> _Data listing_:
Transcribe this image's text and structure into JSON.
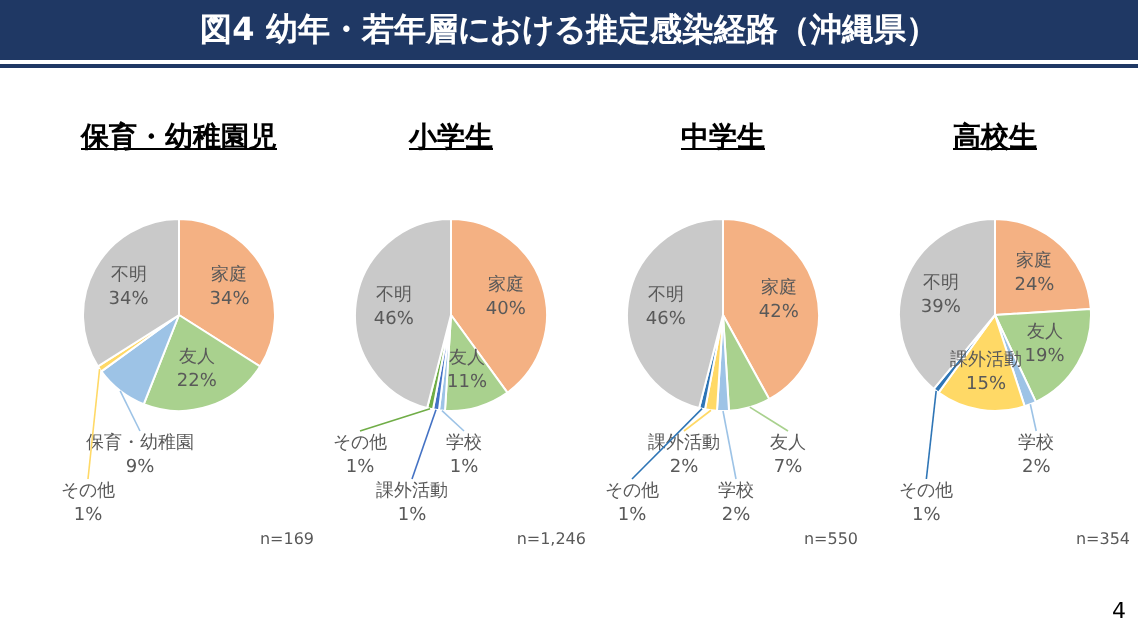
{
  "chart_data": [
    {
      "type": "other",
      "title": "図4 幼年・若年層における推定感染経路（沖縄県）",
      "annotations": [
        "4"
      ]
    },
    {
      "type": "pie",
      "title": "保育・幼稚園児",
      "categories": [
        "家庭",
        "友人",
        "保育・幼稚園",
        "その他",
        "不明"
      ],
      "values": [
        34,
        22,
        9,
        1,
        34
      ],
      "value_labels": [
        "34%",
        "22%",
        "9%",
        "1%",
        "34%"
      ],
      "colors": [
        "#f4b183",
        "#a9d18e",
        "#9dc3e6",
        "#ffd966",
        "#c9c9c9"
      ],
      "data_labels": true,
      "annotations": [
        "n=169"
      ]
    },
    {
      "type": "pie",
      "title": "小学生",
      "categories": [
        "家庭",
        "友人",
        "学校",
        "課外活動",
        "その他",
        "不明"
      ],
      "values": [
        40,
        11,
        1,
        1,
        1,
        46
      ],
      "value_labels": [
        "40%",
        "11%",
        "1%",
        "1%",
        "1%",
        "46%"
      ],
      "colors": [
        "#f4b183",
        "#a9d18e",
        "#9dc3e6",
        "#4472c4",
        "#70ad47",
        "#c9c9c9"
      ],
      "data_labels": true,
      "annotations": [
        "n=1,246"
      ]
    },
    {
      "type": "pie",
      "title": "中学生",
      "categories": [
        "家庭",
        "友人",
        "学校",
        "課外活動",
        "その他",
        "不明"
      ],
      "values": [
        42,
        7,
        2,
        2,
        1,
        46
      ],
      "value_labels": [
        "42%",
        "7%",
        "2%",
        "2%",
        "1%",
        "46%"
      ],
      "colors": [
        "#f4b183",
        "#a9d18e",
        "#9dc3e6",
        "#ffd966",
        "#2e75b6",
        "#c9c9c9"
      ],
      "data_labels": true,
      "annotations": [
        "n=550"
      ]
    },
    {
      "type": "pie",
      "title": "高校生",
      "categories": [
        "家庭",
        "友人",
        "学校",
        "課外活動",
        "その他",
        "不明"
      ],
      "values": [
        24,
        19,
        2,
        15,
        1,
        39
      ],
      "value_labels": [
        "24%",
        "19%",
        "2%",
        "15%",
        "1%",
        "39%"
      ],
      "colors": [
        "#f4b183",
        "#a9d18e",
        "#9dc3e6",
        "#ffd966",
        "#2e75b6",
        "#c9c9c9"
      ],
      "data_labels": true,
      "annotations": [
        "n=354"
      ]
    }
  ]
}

> _Directions for this task_: Omit the pictures and give the material again, exactly and in full.

> _Task result_:
Transcribe this image's text and structure into JSON.
{
  "chart_data": [
    {
      "type": "other",
      "title": "図4 幼年・若年層における推定感染経路（沖縄県）",
      "annotations": [
        "4"
      ]
    },
    {
      "type": "pie",
      "title": "保育・幼稚園児",
      "categories": [
        "家庭",
        "友人",
        "保育・幼稚園",
        "その他",
        "不明"
      ],
      "values": [
        34,
        22,
        9,
        1,
        34
      ],
      "value_labels": [
        "34%",
        "22%",
        "9%",
        "1%",
        "34%"
      ],
      "colors": [
        "#f4b183",
        "#a9d18e",
        "#9dc3e6",
        "#ffd966",
        "#c9c9c9"
      ],
      "data_labels": true,
      "annotations": [
        "n=169"
      ]
    },
    {
      "type": "pie",
      "title": "小学生",
      "categories": [
        "家庭",
        "友人",
        "学校",
        "課外活動",
        "その他",
        "不明"
      ],
      "values": [
        40,
        11,
        1,
        1,
        1,
        46
      ],
      "value_labels": [
        "40%",
        "11%",
        "1%",
        "1%",
        "1%",
        "46%"
      ],
      "colors": [
        "#f4b183",
        "#a9d18e",
        "#9dc3e6",
        "#4472c4",
        "#70ad47",
        "#c9c9c9"
      ],
      "data_labels": true,
      "annotations": [
        "n=1,246"
      ]
    },
    {
      "type": "pie",
      "title": "中学生",
      "categories": [
        "家庭",
        "友人",
        "学校",
        "課外活動",
        "その他",
        "不明"
      ],
      "values": [
        42,
        7,
        2,
        2,
        1,
        46
      ],
      "value_labels": [
        "42%",
        "7%",
        "2%",
        "2%",
        "1%",
        "46%"
      ],
      "colors": [
        "#f4b183",
        "#a9d18e",
        "#9dc3e6",
        "#ffd966",
        "#2e75b6",
        "#c9c9c9"
      ],
      "data_labels": true,
      "annotations": [
        "n=550"
      ]
    },
    {
      "type": "pie",
      "title": "高校生",
      "categories": [
        "家庭",
        "友人",
        "学校",
        "課外活動",
        "その他",
        "不明"
      ],
      "values": [
        24,
        19,
        2,
        15,
        1,
        39
      ],
      "value_labels": [
        "24%",
        "19%",
        "2%",
        "15%",
        "1%",
        "39%"
      ],
      "colors": [
        "#f4b183",
        "#a9d18e",
        "#9dc3e6",
        "#ffd966",
        "#2e75b6",
        "#c9c9c9"
      ],
      "data_labels": true,
      "annotations": [
        "n=354"
      ]
    }
  ]
}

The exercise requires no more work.